What is expected
Check each line of the records below for the word "FFFFFF" and copy those where it appears.

** START OF Material for this task **

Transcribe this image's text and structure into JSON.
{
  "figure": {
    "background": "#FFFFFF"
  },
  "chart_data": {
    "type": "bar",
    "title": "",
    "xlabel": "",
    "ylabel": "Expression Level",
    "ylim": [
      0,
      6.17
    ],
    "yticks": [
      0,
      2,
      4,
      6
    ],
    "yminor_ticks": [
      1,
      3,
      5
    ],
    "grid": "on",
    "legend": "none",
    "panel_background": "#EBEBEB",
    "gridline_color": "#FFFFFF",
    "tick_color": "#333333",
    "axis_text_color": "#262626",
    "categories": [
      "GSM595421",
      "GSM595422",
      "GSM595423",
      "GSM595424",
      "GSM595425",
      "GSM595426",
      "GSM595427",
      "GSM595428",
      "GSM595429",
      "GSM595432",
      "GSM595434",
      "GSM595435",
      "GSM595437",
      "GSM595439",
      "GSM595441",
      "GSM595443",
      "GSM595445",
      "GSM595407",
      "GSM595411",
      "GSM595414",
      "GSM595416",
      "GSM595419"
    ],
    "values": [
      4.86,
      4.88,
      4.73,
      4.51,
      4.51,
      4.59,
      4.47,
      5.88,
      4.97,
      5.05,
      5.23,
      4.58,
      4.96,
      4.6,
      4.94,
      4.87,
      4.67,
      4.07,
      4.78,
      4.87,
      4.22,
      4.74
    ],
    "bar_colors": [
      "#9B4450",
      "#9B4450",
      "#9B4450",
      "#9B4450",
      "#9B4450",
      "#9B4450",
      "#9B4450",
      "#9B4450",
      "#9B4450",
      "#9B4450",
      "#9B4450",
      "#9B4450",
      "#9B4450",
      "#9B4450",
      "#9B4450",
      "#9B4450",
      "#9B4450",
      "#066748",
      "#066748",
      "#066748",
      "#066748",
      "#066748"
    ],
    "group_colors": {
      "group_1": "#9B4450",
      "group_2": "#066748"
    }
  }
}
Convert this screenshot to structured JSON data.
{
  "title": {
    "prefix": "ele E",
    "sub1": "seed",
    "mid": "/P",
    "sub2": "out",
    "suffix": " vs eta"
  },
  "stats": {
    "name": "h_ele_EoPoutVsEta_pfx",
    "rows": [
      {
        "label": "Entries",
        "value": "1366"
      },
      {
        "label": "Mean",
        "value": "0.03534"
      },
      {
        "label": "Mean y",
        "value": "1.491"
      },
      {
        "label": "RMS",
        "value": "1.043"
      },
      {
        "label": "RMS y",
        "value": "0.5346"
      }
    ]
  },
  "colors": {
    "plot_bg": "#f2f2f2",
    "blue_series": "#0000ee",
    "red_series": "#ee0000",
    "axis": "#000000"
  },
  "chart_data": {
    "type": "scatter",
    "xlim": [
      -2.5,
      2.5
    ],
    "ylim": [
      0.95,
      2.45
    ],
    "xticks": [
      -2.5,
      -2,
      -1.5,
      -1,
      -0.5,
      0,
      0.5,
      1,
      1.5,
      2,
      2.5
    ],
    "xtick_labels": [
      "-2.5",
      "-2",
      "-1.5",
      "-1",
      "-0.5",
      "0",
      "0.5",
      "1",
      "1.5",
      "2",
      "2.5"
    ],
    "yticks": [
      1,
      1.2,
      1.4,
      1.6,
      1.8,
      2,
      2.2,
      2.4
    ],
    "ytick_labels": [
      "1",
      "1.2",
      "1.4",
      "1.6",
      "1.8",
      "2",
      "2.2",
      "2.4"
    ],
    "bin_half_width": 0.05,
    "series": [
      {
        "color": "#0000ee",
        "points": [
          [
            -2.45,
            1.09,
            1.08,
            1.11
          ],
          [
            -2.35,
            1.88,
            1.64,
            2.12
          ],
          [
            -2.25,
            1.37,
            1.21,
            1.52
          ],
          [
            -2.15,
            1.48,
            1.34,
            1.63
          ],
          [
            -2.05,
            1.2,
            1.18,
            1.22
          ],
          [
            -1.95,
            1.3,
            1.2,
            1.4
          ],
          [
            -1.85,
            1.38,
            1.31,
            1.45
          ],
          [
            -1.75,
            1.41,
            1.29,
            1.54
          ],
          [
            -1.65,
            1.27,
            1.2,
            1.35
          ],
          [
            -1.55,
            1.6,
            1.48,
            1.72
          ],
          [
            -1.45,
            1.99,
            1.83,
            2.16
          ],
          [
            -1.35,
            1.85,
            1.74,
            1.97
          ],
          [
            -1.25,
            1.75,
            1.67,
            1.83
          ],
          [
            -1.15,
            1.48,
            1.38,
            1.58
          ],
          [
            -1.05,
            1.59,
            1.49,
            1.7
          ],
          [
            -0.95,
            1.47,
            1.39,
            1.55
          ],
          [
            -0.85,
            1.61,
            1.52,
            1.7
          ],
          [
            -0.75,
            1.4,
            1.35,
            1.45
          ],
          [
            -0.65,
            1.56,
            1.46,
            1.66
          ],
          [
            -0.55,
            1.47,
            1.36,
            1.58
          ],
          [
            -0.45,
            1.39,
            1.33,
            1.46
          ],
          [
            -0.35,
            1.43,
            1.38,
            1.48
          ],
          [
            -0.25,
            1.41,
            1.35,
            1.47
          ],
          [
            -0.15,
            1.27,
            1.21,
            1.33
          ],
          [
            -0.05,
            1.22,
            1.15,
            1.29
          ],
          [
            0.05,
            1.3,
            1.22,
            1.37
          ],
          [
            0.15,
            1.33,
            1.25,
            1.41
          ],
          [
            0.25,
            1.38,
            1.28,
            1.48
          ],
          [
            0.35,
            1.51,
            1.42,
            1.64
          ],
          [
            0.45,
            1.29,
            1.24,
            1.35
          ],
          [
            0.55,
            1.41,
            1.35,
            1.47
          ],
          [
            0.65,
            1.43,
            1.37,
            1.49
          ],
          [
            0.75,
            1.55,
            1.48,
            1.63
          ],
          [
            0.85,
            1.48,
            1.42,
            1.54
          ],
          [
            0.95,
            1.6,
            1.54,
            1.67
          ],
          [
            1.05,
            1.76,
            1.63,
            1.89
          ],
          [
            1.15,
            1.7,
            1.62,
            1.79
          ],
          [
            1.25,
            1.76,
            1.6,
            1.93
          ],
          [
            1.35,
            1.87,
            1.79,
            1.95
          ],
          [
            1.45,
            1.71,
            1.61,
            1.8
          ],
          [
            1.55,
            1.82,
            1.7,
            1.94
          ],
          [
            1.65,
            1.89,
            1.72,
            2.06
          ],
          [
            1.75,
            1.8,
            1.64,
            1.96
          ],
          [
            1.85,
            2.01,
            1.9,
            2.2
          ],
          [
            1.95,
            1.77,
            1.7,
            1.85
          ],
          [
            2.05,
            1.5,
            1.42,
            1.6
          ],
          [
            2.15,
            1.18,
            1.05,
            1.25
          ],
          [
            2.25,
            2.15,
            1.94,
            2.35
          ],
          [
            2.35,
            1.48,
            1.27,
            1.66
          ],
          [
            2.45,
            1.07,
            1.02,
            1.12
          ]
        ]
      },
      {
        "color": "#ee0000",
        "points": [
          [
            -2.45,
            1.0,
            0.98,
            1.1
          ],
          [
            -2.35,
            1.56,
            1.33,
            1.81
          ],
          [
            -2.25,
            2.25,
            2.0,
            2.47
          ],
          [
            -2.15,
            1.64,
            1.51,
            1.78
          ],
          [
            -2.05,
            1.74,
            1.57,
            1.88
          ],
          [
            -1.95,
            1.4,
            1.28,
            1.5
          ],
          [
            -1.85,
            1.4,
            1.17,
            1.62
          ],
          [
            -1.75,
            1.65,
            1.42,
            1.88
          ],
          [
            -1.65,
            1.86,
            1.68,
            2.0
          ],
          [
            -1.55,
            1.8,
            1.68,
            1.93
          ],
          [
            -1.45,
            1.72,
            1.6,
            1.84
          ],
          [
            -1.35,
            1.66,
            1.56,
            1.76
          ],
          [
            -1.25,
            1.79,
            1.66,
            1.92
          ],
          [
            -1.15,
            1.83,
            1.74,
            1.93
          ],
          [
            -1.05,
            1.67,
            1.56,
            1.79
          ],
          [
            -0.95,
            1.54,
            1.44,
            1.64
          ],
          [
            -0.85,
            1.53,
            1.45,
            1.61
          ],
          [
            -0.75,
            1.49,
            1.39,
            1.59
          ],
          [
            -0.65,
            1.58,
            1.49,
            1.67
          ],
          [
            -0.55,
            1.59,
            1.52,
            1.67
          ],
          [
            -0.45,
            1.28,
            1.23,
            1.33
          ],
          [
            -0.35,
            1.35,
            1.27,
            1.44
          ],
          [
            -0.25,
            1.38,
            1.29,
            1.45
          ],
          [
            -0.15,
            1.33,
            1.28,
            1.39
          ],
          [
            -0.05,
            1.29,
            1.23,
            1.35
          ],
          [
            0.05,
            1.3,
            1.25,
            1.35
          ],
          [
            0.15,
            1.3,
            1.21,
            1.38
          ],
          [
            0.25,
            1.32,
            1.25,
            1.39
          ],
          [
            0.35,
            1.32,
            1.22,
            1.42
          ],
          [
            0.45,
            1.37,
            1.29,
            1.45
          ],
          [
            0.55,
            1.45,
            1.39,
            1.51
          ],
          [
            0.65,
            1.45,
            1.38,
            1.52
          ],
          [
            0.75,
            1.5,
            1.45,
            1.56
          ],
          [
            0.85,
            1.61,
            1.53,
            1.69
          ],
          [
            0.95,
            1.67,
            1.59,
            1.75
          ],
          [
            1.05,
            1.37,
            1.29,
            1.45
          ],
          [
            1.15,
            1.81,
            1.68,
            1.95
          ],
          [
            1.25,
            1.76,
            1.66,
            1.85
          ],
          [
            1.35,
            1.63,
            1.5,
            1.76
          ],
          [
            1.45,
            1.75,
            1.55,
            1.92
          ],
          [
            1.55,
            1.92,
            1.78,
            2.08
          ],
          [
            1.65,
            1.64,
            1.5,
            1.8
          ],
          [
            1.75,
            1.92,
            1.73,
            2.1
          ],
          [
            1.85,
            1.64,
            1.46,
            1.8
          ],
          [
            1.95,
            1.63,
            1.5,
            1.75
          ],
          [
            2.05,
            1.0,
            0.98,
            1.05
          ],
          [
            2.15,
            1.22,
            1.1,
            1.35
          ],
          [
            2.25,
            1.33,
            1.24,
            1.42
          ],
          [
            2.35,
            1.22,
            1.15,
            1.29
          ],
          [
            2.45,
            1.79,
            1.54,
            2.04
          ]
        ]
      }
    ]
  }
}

** END OF Material for this task **

Solution to this exercise
    "background": "#FFFFFF"
    "gridline_color": "#FFFFFF",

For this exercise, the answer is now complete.